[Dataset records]
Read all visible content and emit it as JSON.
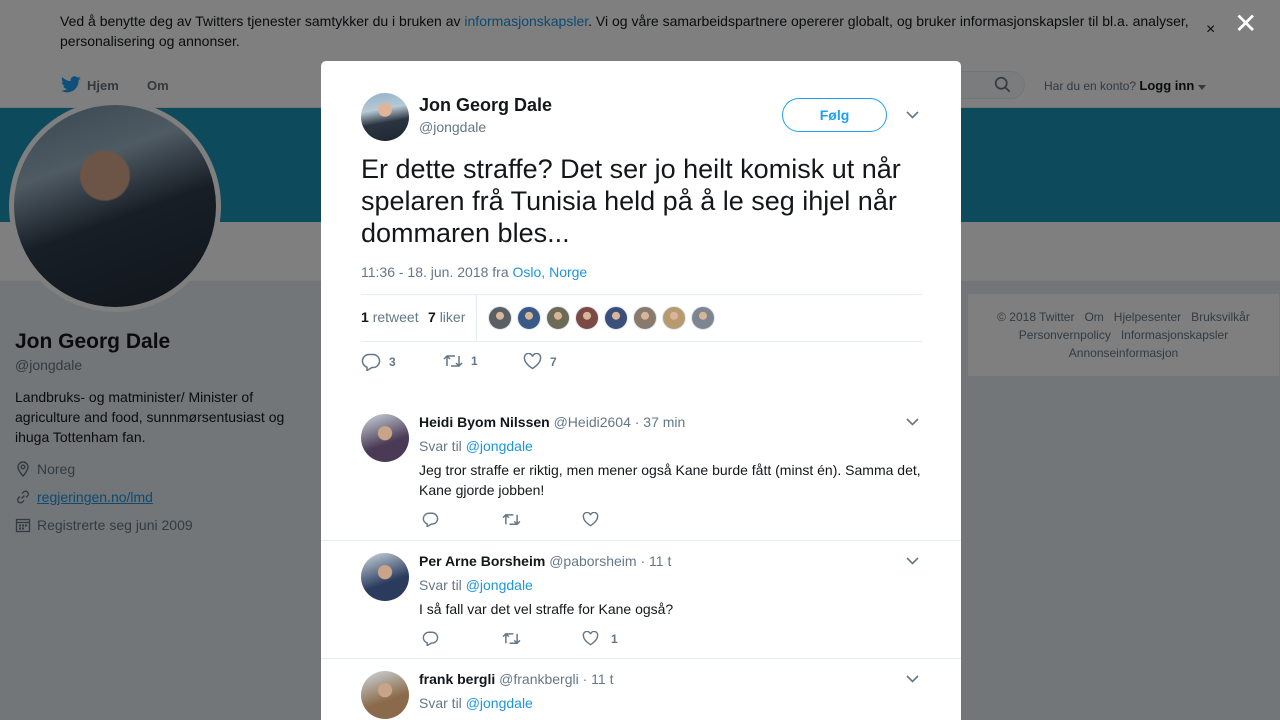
{
  "cookie": {
    "text_before": "Ved å benytte deg av Twitters tjenester samtykker du i bruken av ",
    "link": "informasjonskapsler",
    "text_after": ". Vi og våre samarbeidspartnere opererer globalt, og bruker informasjonskapsler til bl.a. analyser, personalisering og annonser.",
    "close": "×"
  },
  "nav": {
    "home": "Hjem",
    "about": "Om",
    "login_prompt": "Har du en konto?",
    "login": "Logg inn"
  },
  "profile": {
    "name": "Jon Georg Dale",
    "handle": "@jongdale",
    "bio": "Landbruks- og matminister/ Minister of agriculture and food, sunnmørsentusiast og ihuga Tottenham fan.",
    "location": "Noreg",
    "website": "regjeringen.no/lmd",
    "joined": "Registrerte seg juni 2009"
  },
  "footer": {
    "items": [
      "© 2018 Twitter",
      "Om",
      "Hjelpesenter",
      "Bruksvilkår",
      "Personvernpolicy",
      "Informasjonskapsler",
      "Annonseinformasjon"
    ]
  },
  "overlay_close": "✕",
  "tweet": {
    "name": "Jon Georg Dale",
    "handle": "@jongdale",
    "follow": "Følg",
    "text": "Er dette straffe? Det ser jo heilt komisk ut når spelaren frå Tunisia held på å le seg ihjel når dommaren bles...",
    "time": "11:36 - 18. jun. 2018 fra ",
    "place": "Oslo, Norge",
    "retweets": "1",
    "retweets_label": "retweet",
    "likes": "7",
    "likes_label": "liker",
    "reply_count": "3",
    "retweet_count": "1",
    "like_count": "7",
    "liker_colors": [
      "#5b5f63",
      "#3a5a86",
      "#6d6a55",
      "#7c4a44",
      "#3b4f7a",
      "#8a7a6e",
      "#b89a70",
      "#7d8590"
    ]
  },
  "replies": [
    {
      "name": "Heidi Byom Nilssen",
      "handle": "@Heidi2604",
      "time": "· 37 min",
      "reply_to_prefix": "Svar til ",
      "reply_to": "@jongdale",
      "text": "Jeg tror straffe er riktig, men mener også Kane burde fått (minst én). Samma det, Kane gjorde jobben!",
      "like_count": "",
      "avatar_color": "#4a3a55"
    },
    {
      "name": "Per Arne Borsheim",
      "handle": "@paborsheim",
      "time": "· 11 t",
      "reply_to_prefix": "Svar til ",
      "reply_to": "@jongdale",
      "text": "I så fall var det vel straffe for Kane også?",
      "like_count": "1",
      "avatar_color": "#2a3b5e"
    },
    {
      "name": "frank bergli",
      "handle": "@frankbergli",
      "time": "· 11 t",
      "reply_to_prefix": "Svar til ",
      "reply_to": "@jongdale",
      "avatar_color": "#8a6a4a"
    }
  ]
}
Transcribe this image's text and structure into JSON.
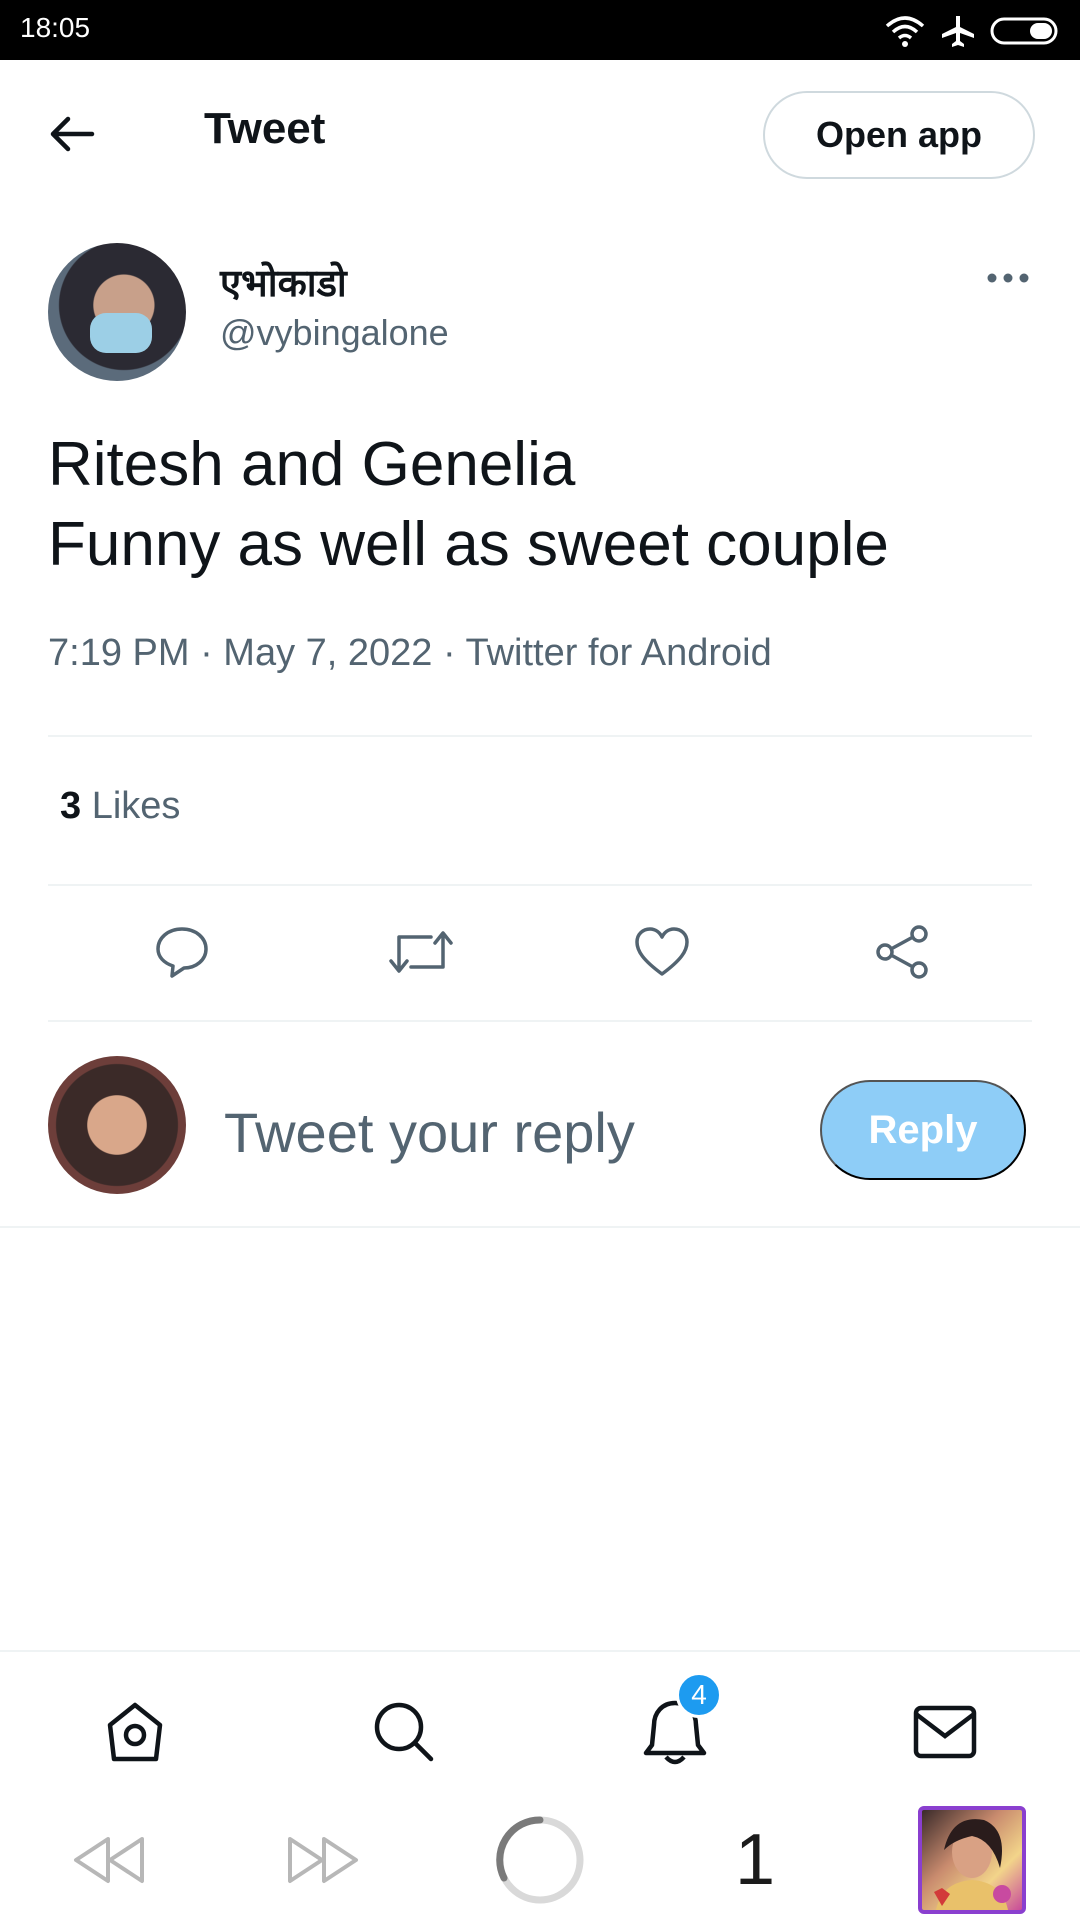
{
  "status_bar": {
    "time": "18:05"
  },
  "header": {
    "title": "Tweet",
    "open_app_label": "Open app"
  },
  "tweet": {
    "author_name": "एभोकाडो",
    "author_handle": "@vybingalone",
    "text_line1": "Ritesh and Genelia",
    "text_line2": "Funny as well as sweet couple",
    "meta": "7:19 PM · May 7, 2022 · Twitter for Android",
    "likes_count": "3",
    "likes_label": "Likes"
  },
  "reply": {
    "placeholder": "Tweet your reply",
    "button_label": "Reply"
  },
  "bottom_nav": {
    "notifications_badge": "4"
  },
  "browser_bar": {
    "tab_count": "1"
  },
  "colors": {
    "accent": "#1d9bf0",
    "reply_button": "#8ecdf7",
    "secondary_text": "#536471"
  }
}
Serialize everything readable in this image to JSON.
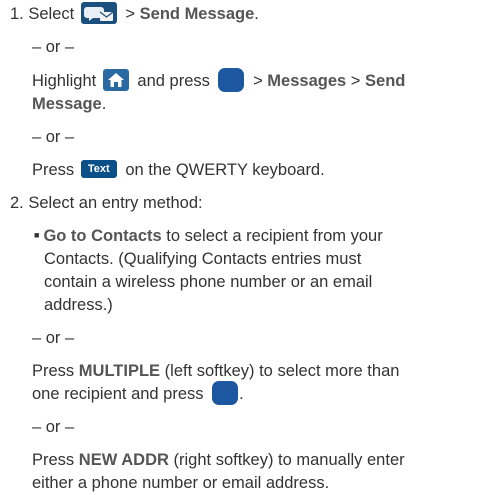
{
  "step1": {
    "number": "1.",
    "select_word": "Select",
    "sep1": ">",
    "send_message": "Send Message",
    "period": ".",
    "or1": "– or –",
    "highlight_word": "Highlight",
    "and_press": "and press",
    "sep2": ">",
    "messages": "Messages",
    "sep3": ">",
    "send": "Send",
    "message": "Message",
    "period2": ".",
    "or2": "– or –",
    "press_word": "Press",
    "text_key": "Text",
    "qwerty": "on the QWERTY keyboard."
  },
  "step2": {
    "number": "2.",
    "title": "Select an entry method:",
    "bullet_bold": "Go to Contacts",
    "bullet_line1": "to select a recipient from your",
    "bullet_line2": "Contacts. (Qualifying Contacts entries must",
    "bullet_line3": "contain a wireless phone number or an email",
    "bullet_line4": "address.)",
    "or3": "– or –",
    "press1": "Press",
    "multiple": "MULTIPLE",
    "multiple_rest": "(left softkey) to select more than",
    "multiple_line2": "one recipient and press",
    "period3": ".",
    "or4": "– or –",
    "press2": "Press",
    "newaddr": "NEW ADDR",
    "newaddr_rest": "(right softkey) to manually enter",
    "newaddr_line2": "either a phone number or email address."
  },
  "icons": {
    "messaging": "messaging-icon",
    "home": "home-icon",
    "ok_key": "menu-ok-key-icon",
    "text_key": "text-key-icon"
  },
  "colors": {
    "text": "#333333",
    "bold_text": "#555555",
    "icon_blue": "#1c57a0"
  }
}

• _INSTRUCTIONS TO FOLLOW_: Search the data for the string "Contacts" and copy each line where it appears.

• _OUTPUT OF THE EXERCISE_:
    "bullet_bold": "Go to Contacts",
    "bullet_line2": "Contacts. (Qualifying Contacts entries must",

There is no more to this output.